[Exercise goal]: Pull every line containing "name" from the entries.
# Provided entries start
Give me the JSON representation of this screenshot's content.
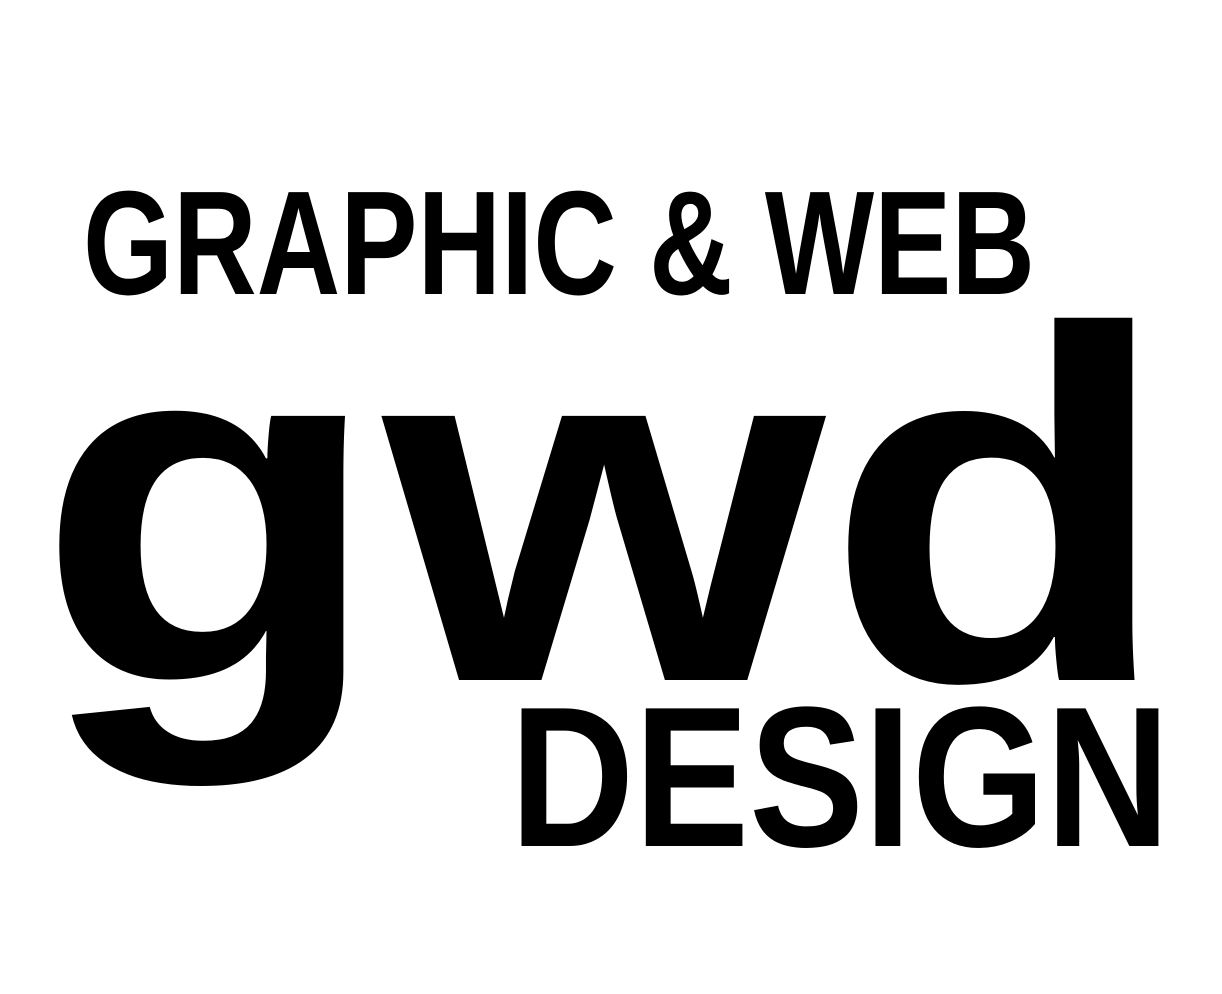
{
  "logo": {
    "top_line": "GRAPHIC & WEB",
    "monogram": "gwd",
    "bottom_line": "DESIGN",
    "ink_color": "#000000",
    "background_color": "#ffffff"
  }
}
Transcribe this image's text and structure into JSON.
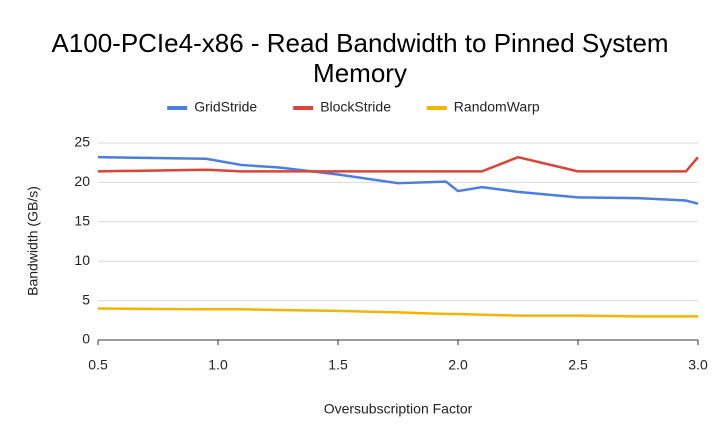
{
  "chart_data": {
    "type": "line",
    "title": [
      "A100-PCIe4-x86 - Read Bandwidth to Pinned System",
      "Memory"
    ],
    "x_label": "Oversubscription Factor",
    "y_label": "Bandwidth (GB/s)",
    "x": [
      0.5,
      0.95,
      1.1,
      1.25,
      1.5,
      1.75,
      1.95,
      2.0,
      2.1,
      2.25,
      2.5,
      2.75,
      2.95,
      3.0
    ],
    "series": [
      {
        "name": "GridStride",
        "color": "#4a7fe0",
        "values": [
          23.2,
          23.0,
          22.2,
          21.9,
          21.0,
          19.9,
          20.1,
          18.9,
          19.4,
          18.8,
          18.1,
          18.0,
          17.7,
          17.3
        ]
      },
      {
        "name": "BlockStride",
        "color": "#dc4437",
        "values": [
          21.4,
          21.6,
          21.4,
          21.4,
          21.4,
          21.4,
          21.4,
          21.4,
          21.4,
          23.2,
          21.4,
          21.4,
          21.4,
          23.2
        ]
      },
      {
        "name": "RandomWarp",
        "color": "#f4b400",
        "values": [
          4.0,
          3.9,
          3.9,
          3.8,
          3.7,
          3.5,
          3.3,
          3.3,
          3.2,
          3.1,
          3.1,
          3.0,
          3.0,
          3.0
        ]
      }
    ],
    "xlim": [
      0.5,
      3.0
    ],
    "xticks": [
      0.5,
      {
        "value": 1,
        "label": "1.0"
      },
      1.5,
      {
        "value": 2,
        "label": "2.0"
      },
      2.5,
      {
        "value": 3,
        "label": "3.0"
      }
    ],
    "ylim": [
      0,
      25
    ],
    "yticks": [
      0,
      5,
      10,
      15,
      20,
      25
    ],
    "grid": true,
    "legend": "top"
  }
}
# Provided entries end
[Response to the task]:
        "name": "GridStride",
        "name": "BlockStride",
        "name": "RandomWarp",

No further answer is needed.